Task input:
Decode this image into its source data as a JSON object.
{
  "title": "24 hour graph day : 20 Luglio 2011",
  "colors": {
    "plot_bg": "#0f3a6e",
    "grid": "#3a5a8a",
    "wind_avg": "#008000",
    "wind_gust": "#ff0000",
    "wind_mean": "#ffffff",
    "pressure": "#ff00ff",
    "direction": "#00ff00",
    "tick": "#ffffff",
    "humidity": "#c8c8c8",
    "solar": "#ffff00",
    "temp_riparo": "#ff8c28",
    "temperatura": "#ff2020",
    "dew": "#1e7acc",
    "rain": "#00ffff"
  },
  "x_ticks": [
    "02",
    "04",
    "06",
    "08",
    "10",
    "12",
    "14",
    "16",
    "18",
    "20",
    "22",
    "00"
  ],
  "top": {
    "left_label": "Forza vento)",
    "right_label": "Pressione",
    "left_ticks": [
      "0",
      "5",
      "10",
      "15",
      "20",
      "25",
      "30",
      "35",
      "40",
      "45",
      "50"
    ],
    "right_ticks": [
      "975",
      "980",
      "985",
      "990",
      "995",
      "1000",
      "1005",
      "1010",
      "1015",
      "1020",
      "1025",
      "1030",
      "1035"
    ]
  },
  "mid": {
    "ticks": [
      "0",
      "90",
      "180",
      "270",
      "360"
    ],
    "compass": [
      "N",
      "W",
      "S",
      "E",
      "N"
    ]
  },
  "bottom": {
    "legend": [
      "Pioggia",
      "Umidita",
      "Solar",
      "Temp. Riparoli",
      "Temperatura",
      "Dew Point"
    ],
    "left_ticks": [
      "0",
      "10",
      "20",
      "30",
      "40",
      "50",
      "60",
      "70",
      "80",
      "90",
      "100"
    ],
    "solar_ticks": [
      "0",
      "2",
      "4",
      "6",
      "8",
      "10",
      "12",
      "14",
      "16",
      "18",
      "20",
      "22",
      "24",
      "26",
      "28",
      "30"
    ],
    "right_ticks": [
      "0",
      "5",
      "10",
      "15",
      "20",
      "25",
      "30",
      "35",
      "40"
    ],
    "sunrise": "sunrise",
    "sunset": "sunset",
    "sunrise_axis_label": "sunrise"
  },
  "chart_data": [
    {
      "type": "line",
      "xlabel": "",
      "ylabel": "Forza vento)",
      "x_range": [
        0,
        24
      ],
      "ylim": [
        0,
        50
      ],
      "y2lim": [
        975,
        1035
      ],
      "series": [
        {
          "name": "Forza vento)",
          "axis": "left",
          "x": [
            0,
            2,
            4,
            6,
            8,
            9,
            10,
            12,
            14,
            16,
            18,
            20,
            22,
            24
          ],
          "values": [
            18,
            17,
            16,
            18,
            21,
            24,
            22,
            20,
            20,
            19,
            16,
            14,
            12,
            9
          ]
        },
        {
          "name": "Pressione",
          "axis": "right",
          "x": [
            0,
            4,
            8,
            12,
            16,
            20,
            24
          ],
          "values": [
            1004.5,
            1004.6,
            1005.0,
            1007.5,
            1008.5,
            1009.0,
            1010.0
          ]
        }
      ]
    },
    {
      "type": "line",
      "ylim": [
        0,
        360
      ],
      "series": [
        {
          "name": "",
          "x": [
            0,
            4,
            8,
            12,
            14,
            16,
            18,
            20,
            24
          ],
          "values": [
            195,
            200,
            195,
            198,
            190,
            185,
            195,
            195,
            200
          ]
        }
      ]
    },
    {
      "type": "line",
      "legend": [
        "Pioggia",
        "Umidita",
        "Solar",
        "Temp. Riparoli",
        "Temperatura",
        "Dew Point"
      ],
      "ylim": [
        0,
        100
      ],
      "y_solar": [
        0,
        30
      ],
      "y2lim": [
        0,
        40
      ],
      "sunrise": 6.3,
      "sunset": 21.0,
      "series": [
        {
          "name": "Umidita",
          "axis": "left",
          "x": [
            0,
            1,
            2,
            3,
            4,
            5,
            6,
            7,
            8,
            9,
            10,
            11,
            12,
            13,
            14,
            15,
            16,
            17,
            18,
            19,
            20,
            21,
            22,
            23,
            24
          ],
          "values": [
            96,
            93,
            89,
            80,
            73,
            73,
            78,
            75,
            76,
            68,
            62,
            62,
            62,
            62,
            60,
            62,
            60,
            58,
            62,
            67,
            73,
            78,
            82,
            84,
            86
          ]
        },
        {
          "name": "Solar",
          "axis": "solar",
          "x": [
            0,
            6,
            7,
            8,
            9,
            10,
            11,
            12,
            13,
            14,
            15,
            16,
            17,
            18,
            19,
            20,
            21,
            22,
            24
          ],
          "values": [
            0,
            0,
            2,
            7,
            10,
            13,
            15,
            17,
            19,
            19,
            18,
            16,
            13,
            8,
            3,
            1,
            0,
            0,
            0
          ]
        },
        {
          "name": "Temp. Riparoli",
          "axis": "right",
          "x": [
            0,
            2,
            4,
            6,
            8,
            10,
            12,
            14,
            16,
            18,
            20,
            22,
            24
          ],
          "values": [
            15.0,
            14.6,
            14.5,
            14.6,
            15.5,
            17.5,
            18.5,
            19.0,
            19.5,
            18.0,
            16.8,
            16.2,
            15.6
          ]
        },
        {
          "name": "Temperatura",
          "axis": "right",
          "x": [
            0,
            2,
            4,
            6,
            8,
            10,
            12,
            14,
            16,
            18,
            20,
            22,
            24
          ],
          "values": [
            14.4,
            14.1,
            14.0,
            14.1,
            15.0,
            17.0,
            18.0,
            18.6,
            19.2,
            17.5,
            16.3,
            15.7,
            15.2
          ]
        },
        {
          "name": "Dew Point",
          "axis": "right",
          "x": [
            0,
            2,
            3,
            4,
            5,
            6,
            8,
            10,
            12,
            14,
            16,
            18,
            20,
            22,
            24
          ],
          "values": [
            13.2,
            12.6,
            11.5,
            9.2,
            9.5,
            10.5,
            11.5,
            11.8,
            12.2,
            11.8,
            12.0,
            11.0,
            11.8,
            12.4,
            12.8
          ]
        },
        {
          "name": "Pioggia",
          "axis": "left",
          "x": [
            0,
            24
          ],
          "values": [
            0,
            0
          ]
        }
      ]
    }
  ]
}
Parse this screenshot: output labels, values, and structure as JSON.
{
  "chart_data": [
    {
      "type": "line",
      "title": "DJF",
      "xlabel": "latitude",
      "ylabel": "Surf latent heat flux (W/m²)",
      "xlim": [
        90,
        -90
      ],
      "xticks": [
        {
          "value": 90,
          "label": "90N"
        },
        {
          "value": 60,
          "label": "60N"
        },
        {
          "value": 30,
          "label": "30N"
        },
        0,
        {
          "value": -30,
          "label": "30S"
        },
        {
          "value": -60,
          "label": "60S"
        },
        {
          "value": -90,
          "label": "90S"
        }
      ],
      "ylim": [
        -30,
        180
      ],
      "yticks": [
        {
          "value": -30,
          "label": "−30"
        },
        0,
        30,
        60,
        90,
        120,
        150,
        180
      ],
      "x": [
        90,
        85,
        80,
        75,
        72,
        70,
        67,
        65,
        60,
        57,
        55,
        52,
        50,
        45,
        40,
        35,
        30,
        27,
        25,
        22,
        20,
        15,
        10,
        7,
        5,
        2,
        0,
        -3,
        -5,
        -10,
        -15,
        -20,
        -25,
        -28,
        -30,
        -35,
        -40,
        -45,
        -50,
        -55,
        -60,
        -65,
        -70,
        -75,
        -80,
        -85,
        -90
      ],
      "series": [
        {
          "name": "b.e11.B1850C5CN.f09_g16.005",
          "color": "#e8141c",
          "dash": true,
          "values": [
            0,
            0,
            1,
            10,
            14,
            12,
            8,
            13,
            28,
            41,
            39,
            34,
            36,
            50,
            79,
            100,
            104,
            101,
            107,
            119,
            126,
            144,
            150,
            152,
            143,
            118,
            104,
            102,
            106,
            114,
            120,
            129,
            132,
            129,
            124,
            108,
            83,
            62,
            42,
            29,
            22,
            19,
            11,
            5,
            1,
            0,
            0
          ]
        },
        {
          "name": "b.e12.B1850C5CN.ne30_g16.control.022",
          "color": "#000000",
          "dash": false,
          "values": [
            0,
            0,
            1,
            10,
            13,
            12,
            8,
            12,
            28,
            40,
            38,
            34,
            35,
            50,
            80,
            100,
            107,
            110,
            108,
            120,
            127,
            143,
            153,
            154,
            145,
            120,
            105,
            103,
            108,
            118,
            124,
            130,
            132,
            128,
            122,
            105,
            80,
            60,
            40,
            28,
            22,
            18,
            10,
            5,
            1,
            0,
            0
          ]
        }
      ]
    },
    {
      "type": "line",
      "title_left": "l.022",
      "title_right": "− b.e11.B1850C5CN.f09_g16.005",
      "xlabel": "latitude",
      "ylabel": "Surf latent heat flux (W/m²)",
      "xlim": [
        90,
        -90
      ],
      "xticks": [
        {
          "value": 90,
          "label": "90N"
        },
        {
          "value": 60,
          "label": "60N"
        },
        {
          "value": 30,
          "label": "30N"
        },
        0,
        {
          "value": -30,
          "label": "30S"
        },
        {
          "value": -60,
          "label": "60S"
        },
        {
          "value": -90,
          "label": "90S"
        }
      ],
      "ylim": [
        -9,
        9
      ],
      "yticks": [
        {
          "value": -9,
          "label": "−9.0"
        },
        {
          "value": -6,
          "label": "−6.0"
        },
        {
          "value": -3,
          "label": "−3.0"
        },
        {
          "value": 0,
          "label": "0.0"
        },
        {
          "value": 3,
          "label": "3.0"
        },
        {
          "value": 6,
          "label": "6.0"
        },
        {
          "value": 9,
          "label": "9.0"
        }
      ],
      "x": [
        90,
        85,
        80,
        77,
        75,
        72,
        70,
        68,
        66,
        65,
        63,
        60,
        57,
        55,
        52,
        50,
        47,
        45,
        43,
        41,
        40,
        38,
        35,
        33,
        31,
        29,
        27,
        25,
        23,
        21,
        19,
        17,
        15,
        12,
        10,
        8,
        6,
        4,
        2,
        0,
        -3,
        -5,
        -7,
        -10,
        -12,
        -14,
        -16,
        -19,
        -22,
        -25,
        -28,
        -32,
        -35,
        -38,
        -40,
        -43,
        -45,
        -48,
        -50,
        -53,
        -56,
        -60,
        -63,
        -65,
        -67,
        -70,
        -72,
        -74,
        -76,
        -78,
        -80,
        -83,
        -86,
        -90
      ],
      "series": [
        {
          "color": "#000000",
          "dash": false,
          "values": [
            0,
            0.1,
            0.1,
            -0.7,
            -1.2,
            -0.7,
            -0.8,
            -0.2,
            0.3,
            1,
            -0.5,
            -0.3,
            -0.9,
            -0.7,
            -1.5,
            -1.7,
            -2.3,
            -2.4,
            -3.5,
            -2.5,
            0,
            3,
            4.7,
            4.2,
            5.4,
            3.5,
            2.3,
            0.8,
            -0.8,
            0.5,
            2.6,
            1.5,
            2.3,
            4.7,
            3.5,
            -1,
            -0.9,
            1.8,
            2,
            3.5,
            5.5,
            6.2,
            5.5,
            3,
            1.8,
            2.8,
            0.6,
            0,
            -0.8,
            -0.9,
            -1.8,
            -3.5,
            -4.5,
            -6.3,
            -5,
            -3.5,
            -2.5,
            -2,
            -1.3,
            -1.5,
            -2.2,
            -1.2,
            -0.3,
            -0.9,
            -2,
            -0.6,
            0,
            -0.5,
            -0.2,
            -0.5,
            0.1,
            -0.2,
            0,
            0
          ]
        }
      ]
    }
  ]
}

Task to complete:
Identify the lines in the entries that hold "vento" and return each one.

Expected answer:
    "left_label": "Forza vento)",
      "ylabel": "Forza vento)",
          "name": "Forza vento)",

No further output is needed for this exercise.